Your instructions: Where a line below holds the string "JSON", copy that line.

--- START OF Dataset extract ---

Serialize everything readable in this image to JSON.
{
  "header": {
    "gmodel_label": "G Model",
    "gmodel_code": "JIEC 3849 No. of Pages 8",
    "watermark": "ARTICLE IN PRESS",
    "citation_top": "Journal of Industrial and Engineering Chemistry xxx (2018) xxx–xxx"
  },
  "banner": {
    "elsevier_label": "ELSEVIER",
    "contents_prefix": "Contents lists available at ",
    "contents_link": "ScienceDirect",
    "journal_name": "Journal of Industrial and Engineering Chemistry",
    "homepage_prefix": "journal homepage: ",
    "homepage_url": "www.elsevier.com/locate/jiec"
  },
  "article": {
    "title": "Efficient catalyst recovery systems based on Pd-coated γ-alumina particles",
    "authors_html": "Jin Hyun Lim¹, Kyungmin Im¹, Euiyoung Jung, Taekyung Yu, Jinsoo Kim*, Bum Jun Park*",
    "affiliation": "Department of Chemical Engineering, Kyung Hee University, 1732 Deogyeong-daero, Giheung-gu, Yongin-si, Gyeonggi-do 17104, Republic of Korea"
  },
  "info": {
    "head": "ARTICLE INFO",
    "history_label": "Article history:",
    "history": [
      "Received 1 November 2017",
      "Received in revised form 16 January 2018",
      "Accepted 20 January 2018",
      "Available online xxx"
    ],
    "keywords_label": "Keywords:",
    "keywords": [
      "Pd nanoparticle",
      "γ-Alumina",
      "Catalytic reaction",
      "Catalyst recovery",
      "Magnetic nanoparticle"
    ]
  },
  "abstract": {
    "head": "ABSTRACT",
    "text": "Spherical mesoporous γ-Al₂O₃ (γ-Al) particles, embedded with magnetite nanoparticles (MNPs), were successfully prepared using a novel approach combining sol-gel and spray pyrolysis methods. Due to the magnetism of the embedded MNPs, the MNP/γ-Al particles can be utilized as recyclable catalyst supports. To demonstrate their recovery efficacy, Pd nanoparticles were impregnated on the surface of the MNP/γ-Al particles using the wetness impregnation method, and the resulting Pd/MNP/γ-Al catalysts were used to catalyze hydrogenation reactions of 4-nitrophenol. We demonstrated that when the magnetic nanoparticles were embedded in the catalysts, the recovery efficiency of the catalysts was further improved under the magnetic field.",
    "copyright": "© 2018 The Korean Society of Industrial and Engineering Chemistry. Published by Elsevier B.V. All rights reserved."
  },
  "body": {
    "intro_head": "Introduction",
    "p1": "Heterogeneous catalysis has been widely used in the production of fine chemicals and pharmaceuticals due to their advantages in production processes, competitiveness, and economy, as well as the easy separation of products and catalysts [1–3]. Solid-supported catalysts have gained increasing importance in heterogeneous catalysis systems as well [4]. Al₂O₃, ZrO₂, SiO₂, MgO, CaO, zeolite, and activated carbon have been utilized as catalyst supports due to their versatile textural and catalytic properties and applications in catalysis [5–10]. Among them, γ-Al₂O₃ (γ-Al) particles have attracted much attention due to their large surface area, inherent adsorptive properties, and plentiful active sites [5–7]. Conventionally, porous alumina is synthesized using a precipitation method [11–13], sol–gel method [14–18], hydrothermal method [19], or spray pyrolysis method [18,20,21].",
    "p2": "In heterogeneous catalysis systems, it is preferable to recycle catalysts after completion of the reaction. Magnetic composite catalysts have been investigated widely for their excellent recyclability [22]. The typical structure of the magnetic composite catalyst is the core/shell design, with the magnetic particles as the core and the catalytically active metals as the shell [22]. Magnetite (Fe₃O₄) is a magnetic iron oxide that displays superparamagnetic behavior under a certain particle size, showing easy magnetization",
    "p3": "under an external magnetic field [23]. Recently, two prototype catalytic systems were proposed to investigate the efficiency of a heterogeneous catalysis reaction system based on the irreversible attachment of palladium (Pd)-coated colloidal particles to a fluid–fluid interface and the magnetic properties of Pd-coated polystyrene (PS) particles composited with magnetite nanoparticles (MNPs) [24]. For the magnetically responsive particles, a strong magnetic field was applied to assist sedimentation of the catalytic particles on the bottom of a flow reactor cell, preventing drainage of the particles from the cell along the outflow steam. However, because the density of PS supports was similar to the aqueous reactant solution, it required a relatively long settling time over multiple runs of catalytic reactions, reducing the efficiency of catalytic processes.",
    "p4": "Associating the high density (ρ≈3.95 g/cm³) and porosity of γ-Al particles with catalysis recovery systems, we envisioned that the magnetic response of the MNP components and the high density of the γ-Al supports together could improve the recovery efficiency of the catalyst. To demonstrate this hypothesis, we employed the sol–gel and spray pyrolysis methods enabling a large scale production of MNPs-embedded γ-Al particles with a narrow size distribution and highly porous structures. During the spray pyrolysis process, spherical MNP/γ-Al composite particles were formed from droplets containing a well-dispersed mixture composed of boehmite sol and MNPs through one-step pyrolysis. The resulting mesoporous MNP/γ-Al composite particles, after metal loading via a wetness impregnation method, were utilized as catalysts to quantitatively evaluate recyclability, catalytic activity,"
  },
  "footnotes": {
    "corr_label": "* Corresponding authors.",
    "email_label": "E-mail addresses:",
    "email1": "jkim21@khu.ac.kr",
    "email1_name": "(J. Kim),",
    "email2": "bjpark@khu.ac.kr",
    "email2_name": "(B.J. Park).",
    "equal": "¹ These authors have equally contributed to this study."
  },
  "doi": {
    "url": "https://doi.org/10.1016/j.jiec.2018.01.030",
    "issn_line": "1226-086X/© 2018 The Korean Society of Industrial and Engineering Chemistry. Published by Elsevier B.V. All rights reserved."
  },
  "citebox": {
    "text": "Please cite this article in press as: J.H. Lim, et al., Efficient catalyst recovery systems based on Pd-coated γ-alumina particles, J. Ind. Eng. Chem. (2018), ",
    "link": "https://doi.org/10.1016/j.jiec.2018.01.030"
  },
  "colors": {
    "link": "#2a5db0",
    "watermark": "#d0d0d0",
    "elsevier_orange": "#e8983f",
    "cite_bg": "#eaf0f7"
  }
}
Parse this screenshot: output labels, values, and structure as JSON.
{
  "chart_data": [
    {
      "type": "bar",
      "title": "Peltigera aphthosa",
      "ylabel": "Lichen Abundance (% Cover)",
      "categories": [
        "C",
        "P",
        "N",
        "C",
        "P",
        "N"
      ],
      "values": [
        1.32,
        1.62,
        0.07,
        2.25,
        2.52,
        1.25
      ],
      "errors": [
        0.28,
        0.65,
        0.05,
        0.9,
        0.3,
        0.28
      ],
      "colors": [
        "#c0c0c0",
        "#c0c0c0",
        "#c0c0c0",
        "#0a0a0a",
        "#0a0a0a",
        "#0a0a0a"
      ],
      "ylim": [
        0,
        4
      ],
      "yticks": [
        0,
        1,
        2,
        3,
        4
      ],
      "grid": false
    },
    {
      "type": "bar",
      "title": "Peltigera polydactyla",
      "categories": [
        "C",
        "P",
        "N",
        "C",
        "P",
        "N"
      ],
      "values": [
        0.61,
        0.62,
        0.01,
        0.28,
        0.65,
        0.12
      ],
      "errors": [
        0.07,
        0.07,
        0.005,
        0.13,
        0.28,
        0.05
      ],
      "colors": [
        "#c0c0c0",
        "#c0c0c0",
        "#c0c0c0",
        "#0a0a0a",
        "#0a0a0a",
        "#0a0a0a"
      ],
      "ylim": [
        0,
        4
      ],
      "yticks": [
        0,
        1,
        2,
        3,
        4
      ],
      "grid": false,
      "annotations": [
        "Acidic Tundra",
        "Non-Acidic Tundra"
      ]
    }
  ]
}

--- END OF Dataset extract ---

Written solution:
Serialize everything readable in this image to JSON.
Parse this screenshot: output labels, values, and structure as JSON.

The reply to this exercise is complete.